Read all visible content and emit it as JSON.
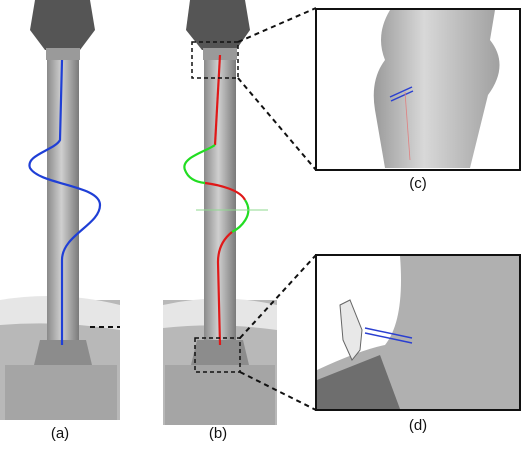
{
  "panels": [
    {
      "label": "(a)"
    },
    {
      "label": "(b)"
    },
    {
      "label": "(c)"
    },
    {
      "label": "(d)"
    }
  ]
}
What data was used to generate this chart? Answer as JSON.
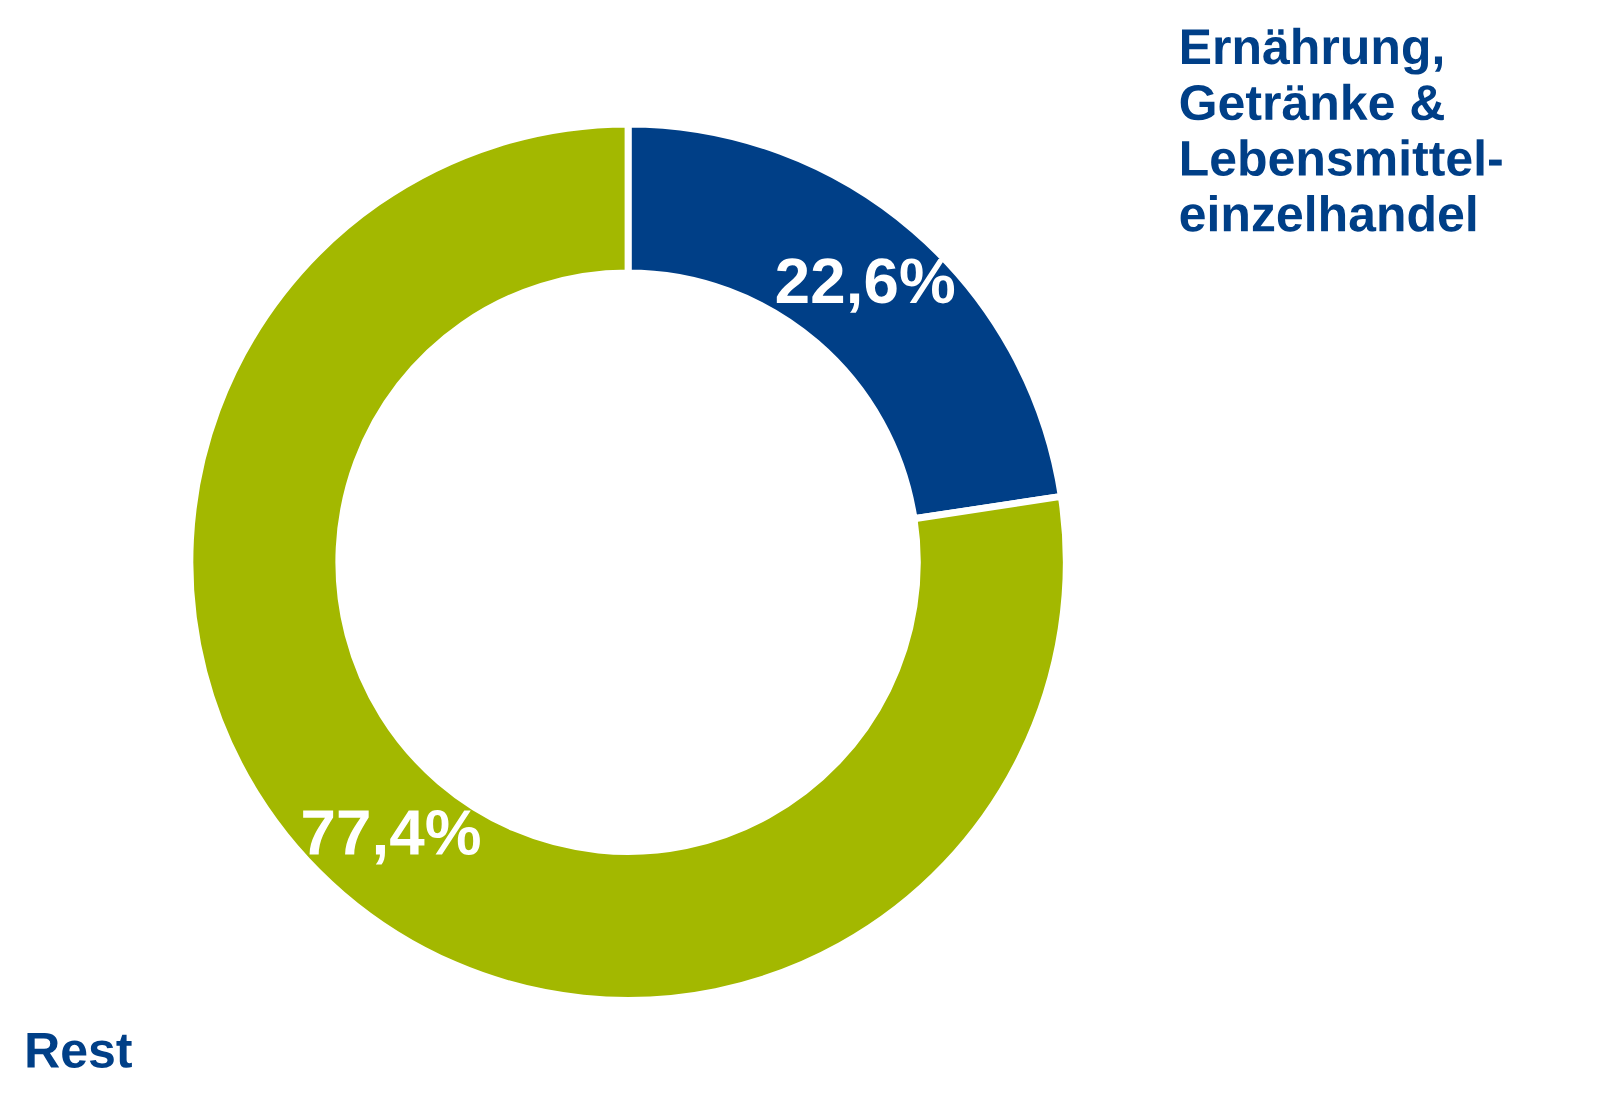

-=-=-

Problem details
Retype all the records shown above, character for character. Omit every picture.

Solution below
Read all visible content and emit it as JSON.
{
  "panels": [
    {
      "label": "(a)"
    },
    {
      "label": "(b)"
    },
    {
      "label": "(c)"
    },
    {
      "label": "(d)"
    }
  ]
}
What data was used to generate this chart? Answer as JSON.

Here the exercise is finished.